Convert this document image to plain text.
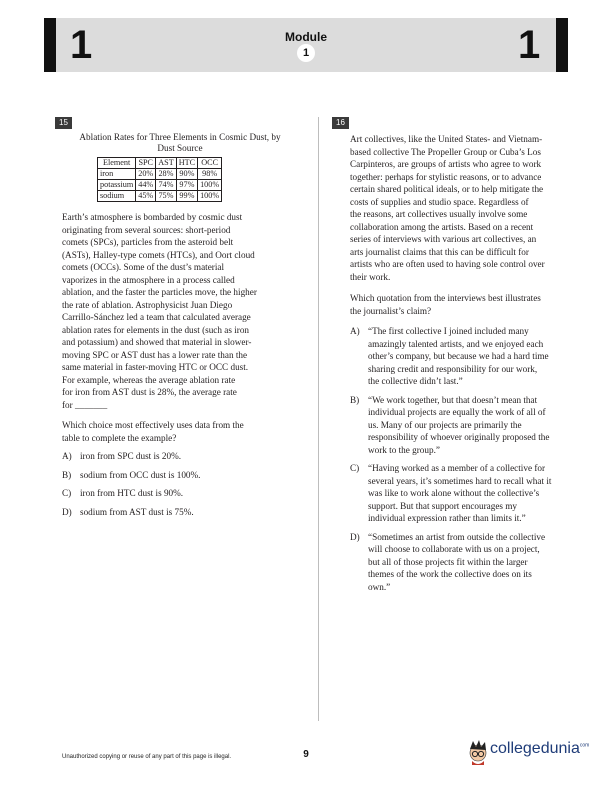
1	1
Module
1
15
Ablation Rates for Three Elements in Cosmic Dust, by
Dust Source
Element	SPC	AST	HTC	OCC
iron	20%	28%	90%	98%
potassium	44%	74%	97%	100%
sodium	45%	75%	99%	100%

Earth’s atmosphere is bombarded by cosmic dust
originating from several sources: short-period
comets (SPCs), particles from the asteroid belt
(ASTs), Halley-type comets (HTCs), and Oort cloud
comets (OCCs). Some of the dust’s material
vaporizes in the atmosphere in a process called
ablation, and the faster the particles move, the higher
the rate of ablation. Astrophysicist Juan Diego
Carrillo-Sánchez led a team that calculated average
ablation rates for elements in the dust (such as iron
and potassium) and showed that material in slower-
moving SPC or AST dust has a lower rate than the
same material in faster-moving HTC or OCC dust.
For example, whereas the average ablation rate
for iron from AST dust is 28%, the average rate
for _______

Which choice most effectively uses data from the
table to complete the example?

A) iron from SPC dust is 20%.
B) sodium from OCC dust is 100%.
C) iron from HTC dust is 90%.
D) sodium from AST dust is 75%.
16

Art collectives, like the United States- and Vietnam-
based collective The Propeller Group or Cuba’s Los
Carpinteros, are groups of artists who agree to work
together: perhaps for stylistic reasons, or to advance
certain shared political ideals, or to help mitigate the
costs of supplies and studio space. Regardless of
the reasons, art collectives usually involve some
collaboration among the artists. Based on a recent
series of interviews with various art collectives, an
arts journalist claims that this can be difficult for
artists who are often used to having sole control over
their work.

Which quotation from the interviews best illustrates
the journalist’s claim?

A) “The first collective I joined included many
amazingly talented artists, and we enjoyed each
other’s company, but because we had a hard time
sharing credit and responsibility for our work,
the collective didn’t last.”
B) “We work together, but that doesn’t mean that
individual projects are equally the work of all of
us. Many of our projects are primarily the
responsibility of whoever originally proposed the
work to the group.”
C) “Having worked as a member of a collective for
several years, it’s sometimes hard to recall what it
was like to work alone without the collective’s
support. But that support encourages my
individual expression rather than limits it.”
D) “Sometimes an artist from outside the collective
will choose to collaborate with us on a project,
but all of those projects fit within the larger
themes of the work the collective does on its
own.”
Unauthorized copying or reuse of any part of this page is illegal.	9	collegedunia$^{com}$
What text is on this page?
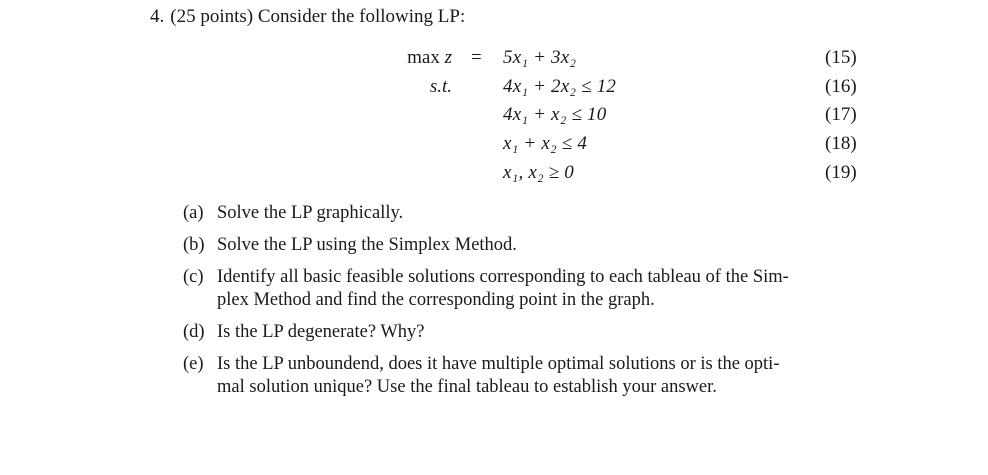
4. (25 points) Consider the following LP:
max z = 5x₁ + 3x₂	(15)
s.t.	4x₁ + 2x₂ ≤ 12	(16)
4x₁ + x₂ ≤ 10	(17)
x₁ + x₂ ≤ 4	(18)
x₁, x₂ ≥ 0	(19)
(a) Solve the LP graphically.
(b) Solve the LP using the Simplex Method.
(c) Identify all basic feasible solutions corresponding to each tableau of the Sim-
plex Method and find the corresponding point in the graph.
(d) Is the LP degenerate? Why?
(e) Is the LP unboundend, does it have multiple optimal solutions or is the opti-
mal solution unique? Use the final tableau to establish your answer.
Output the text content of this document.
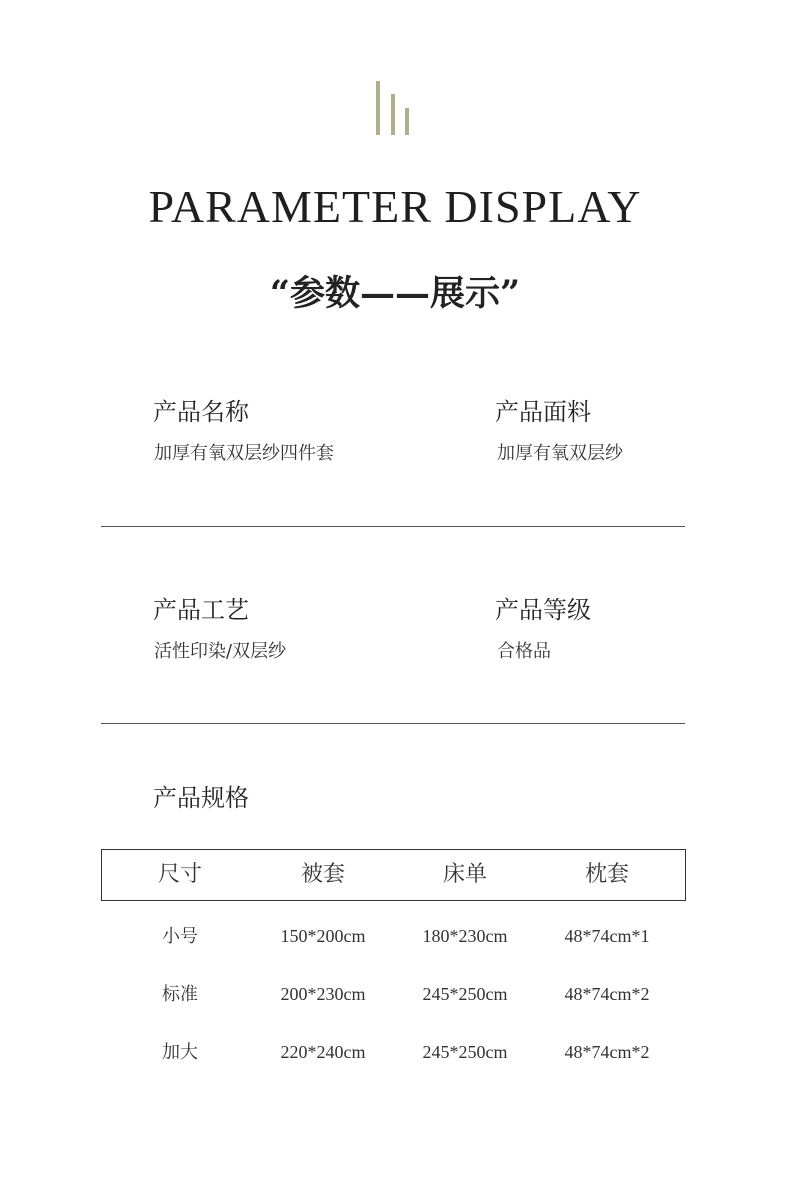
PARAMETER DISPLAY
“参数——展示”
产品名称
加厚有氧双层纱四件套
产品面料
加厚有氧双层纱
产品工艺
活性印染/双层纱
产品等级
合格品
产品规格
尺寸	被套	床单	枕套
小号	150*200cm	180*230cm	48*74cm*1
标准	200*230cm	245*250cm	48*74cm*2
加大	220*240cm	245*250cm	48*74cm*2
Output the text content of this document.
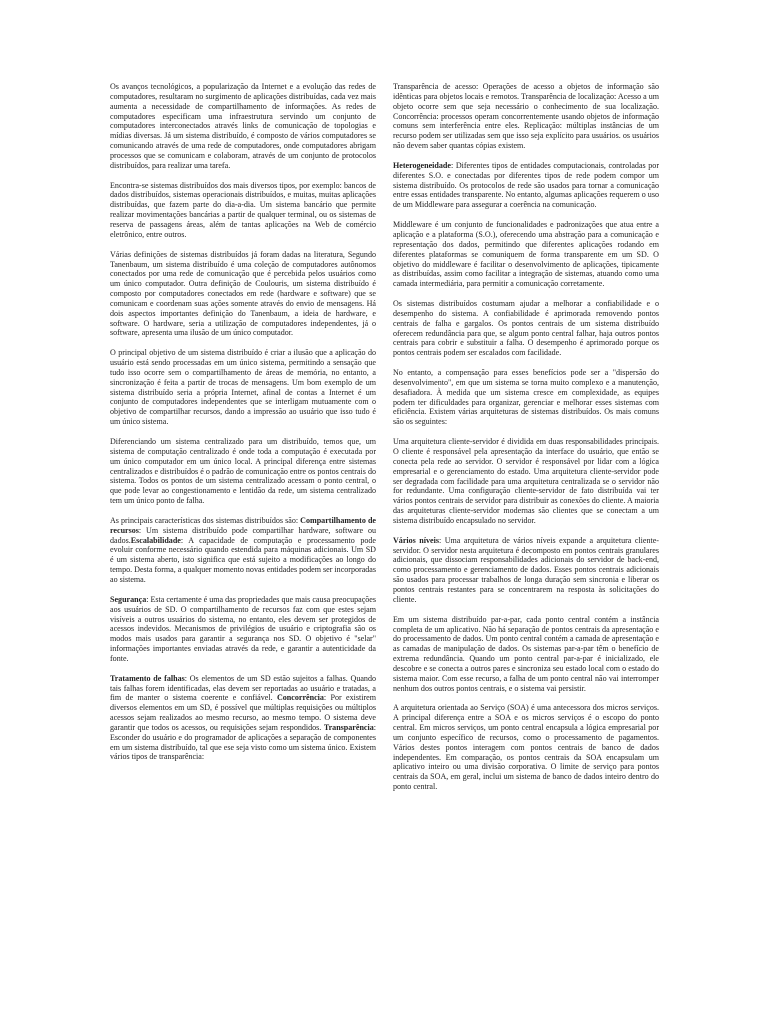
Os avanços tecnológicos, a popularização da Internet e a evolução das redes de computadores, resultaram no surgimento de aplicações distribuídas, cada vez mais aumenta a necessidade de compartilhamento de informações. As redes de computadores especificam uma infraestrutura servindo um conjunto de computadores interconectados através links de comunicação de topologias e mídias diversas. Já um sistema distribuído, é composto de vários computadores se comunicando através de uma rede de computadores, onde computadores abrigam processos que se comunicam e colaboram, através de um conjunto de protocolos distribuídos, para realizar uma tarefa.

Encontra-se sistemas distribuídos dos mais diversos tipos, por exemplo: bancos de dados distribuídos, sistemas operacionais distribuídos, e muitas, muitas aplicações distribuídas, que fazem parte do dia-a-dia. Um sistema bancário que permite realizar movimentações bancárias a partir de qualquer terminal, ou os sistemas de reserva de passagens áreas, além de tantas aplicações na Web de comércio eletrônico, entre outros.

Várias definições de sistemas distribuídos já foram dadas na literatura, Segundo Tanenbaum, um sistema distribuído é uma coleção de computadores autônomos conectados por uma rede de comunicação que é percebida pelos usuários como um único computador. Outra definição de Coulouris, um sistema distribuído é composto por computadores conectados em rede (hardware e software) que se comunicam e coordenam suas ações somente através do envio de mensagens. Há dois aspectos importantes definição do Tanenbaum, a ideia de hardware, e software. O hardware, seria a utilização de computadores independentes, já o software, apresenta uma ilusão de um único computador.

O principal objetivo de um sistema distribuído é criar a ilusão que a aplicação do usuário está sendo processadas em um único sistema, permitindo a sensação que tudo isso ocorre sem o compartilhamento de áreas de memória, no entanto, a sincronização é feita a partir de trocas de mensagens. Um bom exemplo de um sistema distribuído seria a própria Internet, afinal de contas a Internet é um conjunto de computadores independentes que se interligam mutuamente com o objetivo de compartilhar recursos, dando a impressão ao usuário que isso tudo é um único sistema.

Diferenciando um sistema centralizado para um distribuído, temos que, um sistema de computação centralizado é onde toda a computação é executada por um único computador em um único local. A principal diferença entre sistemas centralizados e distribuídos é o padrão de comunicação entre os pontos centrais do sistema. Todos os pontos de um sistema centralizado acessam o ponto central, o que pode levar ao congestionamento e lentidão da rede, um sistema centralizado tem um único ponto de falha.

As principais características dos sistemas distribuídos são: Compartilhamento de recursos: Um sistema distribuído pode compartilhar hardware, software ou dados.Escalabilidade: A capacidade de computação e processamento pode evoluir conforme necessário quando estendida para máquinas adicionais. Um SD é um sistema aberto, isto significa que está sujeito a modificações ao longo do tempo. Desta forma, a qualquer momento novas entidades podem ser incorporadas ao sistema.

Segurança: Esta certamente é uma das propriedades que mais causa preocupações aos usuários de SD. O compartilhamento de recursos faz com que estes sejam visíveis a outros usuários do sistema, no entanto, eles devem ser protegidos de acessos indevidos. Mecanismos de privilégios de usuário e criptografia são os modos mais usados para garantir a segurança nos SD. O objetivo é "selar" informações importantes enviadas através da rede, e garantir a autenticidade da fonte.

Tratamento de falhas: Os elementos de um SD estão sujeitos a falhas. Quando tais falhas forem identificadas, elas devem ser reportadas ao usuário e tratadas, a fim de manter o sistema coerente e confiável. Concorrência: Por existirem diversos elementos em um SD, é possível que múltiplas requisições ou múltiplos acessos sejam realizados ao mesmo recurso, ao mesmo tempo. O sistema deve garantir que todos os acessos, ou requisições sejam respondidos. Transparência: Esconder do usuário e do programador de aplicações a separação de componentes em um sistema distribuído, tal que ese seja visto como um sistema único. Existem vários tipos de transparência:

Transparência de acesso: Operações de acesso a objetos de informação são idênticas para objetos locais e remotos. Transparência de localização: Acesso a um objeto ocorre sem que seja necessário o conhecimento de sua localização. Concorrência: processos operam concorrentemente usando objetos de informação comuns sem interferência entre eles. Replicação: múltiplas instâncias de um recurso podem ser utilizadas sem que isso seja explícito para usuários. os usuários não devem saber quantas cópias existem.

Heterogeneidade: Diferentes tipos de entidades computacionais, controladas por diferentes S.O. e conectadas por diferentes tipos de rede podem compor um sistema distribuído. Os protocolos de rede são usados para tornar a comunicação entre essas entidades transparente. No entanto, algumas aplicações requerem o uso de um Middleware para assegurar a coerência na comunicação.

Middleware é um conjunto de funcionalidades e padronizações que atua entre a aplicação e a plataforma (S.O.), oferecendo uma abstração para a comunicação e representação dos dados, permitindo que diferentes aplicações rodando em diferentes plataformas se comuniquem de forma transparente em um SD. O objetivo do middleware é facilitar o desenvolvimento de aplicações, tipicamente as distribuídas, assim como facilitar a integração de sistemas, atuando como uma camada intermediária, para permitir a comunicação corretamente.

Os sistemas distribuídos costumam ajudar a melhorar a confiabilidade e o desempenho do sistema. A confiabilidade é aprimorada removendo pontos centrais de falha e gargalos. Os pontos centrais de um sistema distribuído oferecem redundância para que, se algum ponto central falhar, haja outros pontos centrais para cobrir e substituir a falha. O desempenho é aprimorado porque os pontos centrais podem ser escalados com facilidade.

No entanto, a compensação para esses benefícios pode ser a "dispersão do desenvolvimento", em que um sistema se torna muito complexo e a manutenção, desafiadora. À medida que um sistema cresce em complexidade, as equipes podem ter dificuldades para organizar, gerenciar e melhorar esses sistemas com eficiência. Existem várias arquiteturas de sistemas distribuídos. Os mais comuns são os seguintes:

Uma arquitetura cliente-servidor é dividida em duas responsabilidades principais. O cliente é responsável pela apresentação da interface do usuário, que então se conecta pela rede ao servidor. O servidor é responsável por lidar com a lógica empresarial e o gerenciamento do estado. Uma arquitetura cliente-servidor pode ser degradada com facilidade para uma arquitetura centralizada se o servidor não for redundante. Uma configuração cliente-servidor de fato distribuída vai ter vários pontos centrais de servidor para distribuir as conexões do cliente. A maioria das arquiteturas cliente-servidor modernas são clientes que se conectam a um sistema distribuído encapsulado no servidor.

Vários níveis: Uma arquitetura de vários níveis expande a arquitetura cliente-servidor. O servidor nesta arquitetura é decomposto em pontos centrais granulares adicionais, que dissociam responsabilidades adicionais do servidor de back-end, como processamento e gerenciamento de dados. Esses pontos centrais adicionais são usados para processar trabalhos de longa duração sem sincronia e liberar os pontos centrais restantes para se concentrarem na resposta às solicitações do cliente.

Em um sistema distribuído par-a-par, cada ponto central contém a instância completa de um aplicativo. Não há separação de pontos centrais da apresentação e do processamento de dados. Um ponto central contém a camada de apresentação e as camadas de manipulação de dados. Os sistemas par-a-par têm o benefício de extrema redundância. Quando um ponto central par-a-par é inicializado, ele descobre e se conecta a outros pares e sincroniza seu estado local com o estado do sistema maior. Com esse recurso, a falha de um ponto central não vai interromper nenhum dos outros pontos centrais, e o sistema vai persistir.

A arquitetura orientada ao Serviço (SOA) é uma antecessora dos micros serviços. A principal diferença entre a SOA e os micros serviços é o escopo do ponto central. Em micros serviços, um ponto central encapsula a lógica empresarial por um conjunto específico de recursos, como o processamento de pagamentos. Vários destes pontos interagem com pontos centrais de banco de dados independentes. Em comparação, os pontos centrais da SOA encapsulam um aplicativo inteiro ou uma divisão corporativa. O limite de serviço para pontos centrais da SOA, em geral, inclui um sistema de banco de dados inteiro dentro do ponto central.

CHALLENGE. Locate all lines that include the word "diversos" and copy them out.

FULL ANSWER.
Encontra-se sistemas distribuídos dos mais diversos tipos, por exemplo: bancos de dados distribuídos, sistemas operacionais distribuídos, e muitas, muitas aplicações distribuídas, que fazem parte do dia-a-dia. Um sistema bancário que permite realizar movimentações bancárias a partir de qualquer terminal, ou os sistemas de reserva de passagens áreas, além de tantas aplicações na Web de comércio eletrônico, entre outros.
Tratamento de falhas: Os elementos de um SD estão sujeitos a falhas. Quando tais falhas forem identificadas, elas devem ser reportadas ao usuário e tratadas, a fim de manter o sistema coerente e confiável. Concorrência: Por existirem diversos elementos em um SD, é possível que múltiplas requisições ou múltiplos acessos sejam realizados ao mesmo recurso, ao mesmo tempo. O sistema deve garantir que todos os acessos, ou requisições sejam respondidos. Transparência: Esconder do usuário e do programador de aplicações a separação de componentes em um sistema distribuído, tal que ese seja visto como um sistema único. Existem vários tipos de transparência:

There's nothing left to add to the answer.